DATASET CONTENT:
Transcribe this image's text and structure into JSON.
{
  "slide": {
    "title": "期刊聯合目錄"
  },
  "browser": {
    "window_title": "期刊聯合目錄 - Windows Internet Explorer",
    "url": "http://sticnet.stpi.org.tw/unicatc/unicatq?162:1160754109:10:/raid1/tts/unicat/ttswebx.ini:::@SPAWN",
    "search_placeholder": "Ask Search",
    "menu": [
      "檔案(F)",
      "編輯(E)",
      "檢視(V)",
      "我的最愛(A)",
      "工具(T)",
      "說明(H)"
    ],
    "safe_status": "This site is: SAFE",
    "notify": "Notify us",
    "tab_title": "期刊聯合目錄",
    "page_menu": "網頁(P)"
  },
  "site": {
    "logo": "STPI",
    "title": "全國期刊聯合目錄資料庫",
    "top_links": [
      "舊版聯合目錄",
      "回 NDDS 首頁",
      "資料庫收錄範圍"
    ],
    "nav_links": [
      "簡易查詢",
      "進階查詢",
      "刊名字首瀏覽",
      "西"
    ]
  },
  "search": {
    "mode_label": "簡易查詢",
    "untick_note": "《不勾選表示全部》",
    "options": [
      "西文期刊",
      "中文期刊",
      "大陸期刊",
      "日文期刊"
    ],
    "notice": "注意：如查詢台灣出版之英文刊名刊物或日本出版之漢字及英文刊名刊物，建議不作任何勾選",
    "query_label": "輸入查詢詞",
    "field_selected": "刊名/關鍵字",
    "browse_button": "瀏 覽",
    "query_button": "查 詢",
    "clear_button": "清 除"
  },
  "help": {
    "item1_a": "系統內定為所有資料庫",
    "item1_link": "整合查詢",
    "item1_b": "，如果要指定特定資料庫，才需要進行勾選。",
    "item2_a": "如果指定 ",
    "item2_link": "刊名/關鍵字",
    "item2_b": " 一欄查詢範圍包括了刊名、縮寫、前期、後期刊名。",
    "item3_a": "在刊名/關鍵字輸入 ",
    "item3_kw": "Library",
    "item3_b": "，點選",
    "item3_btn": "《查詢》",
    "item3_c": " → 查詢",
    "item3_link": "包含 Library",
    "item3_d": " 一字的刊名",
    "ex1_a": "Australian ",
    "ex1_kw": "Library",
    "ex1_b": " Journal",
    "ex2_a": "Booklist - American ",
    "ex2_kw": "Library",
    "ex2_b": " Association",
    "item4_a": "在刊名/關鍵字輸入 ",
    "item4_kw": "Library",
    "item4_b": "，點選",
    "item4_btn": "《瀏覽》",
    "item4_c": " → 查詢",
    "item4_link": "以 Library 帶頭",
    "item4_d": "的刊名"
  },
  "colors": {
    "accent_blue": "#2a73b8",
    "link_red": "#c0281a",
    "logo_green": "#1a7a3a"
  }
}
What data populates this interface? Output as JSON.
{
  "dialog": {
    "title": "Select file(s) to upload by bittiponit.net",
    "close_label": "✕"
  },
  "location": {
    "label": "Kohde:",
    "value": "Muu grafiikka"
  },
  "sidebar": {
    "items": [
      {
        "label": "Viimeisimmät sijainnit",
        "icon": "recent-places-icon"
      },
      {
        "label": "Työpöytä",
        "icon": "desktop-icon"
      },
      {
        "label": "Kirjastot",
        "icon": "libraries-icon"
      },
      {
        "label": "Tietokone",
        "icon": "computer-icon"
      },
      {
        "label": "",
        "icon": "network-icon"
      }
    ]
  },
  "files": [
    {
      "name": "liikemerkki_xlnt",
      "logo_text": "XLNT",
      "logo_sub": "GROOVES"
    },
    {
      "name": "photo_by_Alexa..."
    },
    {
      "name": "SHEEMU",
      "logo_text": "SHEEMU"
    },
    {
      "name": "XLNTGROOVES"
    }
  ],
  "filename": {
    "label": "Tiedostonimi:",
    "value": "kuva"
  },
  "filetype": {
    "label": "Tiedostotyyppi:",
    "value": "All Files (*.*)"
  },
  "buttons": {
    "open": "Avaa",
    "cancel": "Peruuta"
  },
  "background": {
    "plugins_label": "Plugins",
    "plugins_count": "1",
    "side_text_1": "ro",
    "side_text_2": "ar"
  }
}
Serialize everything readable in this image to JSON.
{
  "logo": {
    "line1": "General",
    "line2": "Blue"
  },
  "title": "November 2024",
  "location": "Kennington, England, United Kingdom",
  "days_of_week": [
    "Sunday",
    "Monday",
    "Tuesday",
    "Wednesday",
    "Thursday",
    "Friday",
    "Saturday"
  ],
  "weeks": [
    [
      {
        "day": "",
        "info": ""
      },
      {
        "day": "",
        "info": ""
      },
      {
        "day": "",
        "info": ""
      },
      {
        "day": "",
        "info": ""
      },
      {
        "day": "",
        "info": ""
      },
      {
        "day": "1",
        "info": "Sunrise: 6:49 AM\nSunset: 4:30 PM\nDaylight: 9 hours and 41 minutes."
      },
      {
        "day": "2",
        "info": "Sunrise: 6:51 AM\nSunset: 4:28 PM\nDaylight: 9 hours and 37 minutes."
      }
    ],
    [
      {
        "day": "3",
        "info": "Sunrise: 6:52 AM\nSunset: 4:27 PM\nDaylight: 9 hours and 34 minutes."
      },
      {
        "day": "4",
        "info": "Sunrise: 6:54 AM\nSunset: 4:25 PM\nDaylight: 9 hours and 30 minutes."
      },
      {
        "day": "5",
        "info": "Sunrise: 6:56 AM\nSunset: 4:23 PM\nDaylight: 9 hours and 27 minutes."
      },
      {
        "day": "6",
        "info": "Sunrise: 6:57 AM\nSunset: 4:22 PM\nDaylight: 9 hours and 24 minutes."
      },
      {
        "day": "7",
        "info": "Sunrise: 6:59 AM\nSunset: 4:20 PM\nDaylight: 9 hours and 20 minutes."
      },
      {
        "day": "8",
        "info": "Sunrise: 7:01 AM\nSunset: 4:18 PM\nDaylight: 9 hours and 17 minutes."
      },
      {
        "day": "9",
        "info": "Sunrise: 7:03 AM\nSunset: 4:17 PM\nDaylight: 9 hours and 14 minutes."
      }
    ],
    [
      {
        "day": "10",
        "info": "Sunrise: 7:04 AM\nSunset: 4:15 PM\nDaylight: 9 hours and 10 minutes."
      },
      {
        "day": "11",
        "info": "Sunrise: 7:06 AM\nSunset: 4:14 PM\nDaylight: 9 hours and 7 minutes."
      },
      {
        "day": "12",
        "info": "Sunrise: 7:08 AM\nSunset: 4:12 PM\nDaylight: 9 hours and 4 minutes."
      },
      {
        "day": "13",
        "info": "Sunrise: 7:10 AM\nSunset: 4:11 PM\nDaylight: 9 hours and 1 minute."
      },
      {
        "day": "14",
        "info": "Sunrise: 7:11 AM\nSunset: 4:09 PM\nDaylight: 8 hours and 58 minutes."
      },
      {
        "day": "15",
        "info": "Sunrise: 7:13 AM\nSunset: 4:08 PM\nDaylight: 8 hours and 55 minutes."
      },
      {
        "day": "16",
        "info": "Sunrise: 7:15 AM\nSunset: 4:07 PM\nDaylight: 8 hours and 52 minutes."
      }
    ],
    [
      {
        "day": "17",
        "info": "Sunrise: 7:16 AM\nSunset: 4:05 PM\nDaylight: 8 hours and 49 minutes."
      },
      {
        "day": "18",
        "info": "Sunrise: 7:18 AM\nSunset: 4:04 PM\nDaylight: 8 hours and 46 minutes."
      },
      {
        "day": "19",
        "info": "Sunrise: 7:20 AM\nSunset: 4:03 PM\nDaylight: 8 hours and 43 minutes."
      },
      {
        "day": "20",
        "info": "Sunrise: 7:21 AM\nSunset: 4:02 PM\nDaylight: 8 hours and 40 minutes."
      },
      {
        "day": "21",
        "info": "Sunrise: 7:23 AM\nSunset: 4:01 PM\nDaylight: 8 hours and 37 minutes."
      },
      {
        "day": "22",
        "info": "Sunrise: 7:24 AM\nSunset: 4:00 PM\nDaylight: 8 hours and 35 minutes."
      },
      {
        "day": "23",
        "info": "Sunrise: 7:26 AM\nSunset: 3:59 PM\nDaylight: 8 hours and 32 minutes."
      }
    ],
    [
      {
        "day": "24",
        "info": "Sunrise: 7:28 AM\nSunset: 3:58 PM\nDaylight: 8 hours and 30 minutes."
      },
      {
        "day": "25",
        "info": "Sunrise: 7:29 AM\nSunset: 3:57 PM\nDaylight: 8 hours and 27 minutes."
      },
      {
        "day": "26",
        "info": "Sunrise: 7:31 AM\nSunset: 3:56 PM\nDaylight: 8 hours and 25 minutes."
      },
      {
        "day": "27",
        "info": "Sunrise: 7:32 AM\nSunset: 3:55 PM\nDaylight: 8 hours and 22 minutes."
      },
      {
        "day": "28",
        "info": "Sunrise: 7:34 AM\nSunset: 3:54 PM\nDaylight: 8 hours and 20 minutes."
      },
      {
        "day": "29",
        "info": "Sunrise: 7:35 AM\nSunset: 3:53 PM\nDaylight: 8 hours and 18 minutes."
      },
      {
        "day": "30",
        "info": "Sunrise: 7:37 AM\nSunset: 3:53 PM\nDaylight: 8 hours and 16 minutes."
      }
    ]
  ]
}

THE REQUEST:
Select every line in the material above where the string "image" occurs, and copy it.

SOLUTION TO THE EXERCISE:
Transcribe this image's text and structure into JSON.
Serialize everything readable in this image to JSON.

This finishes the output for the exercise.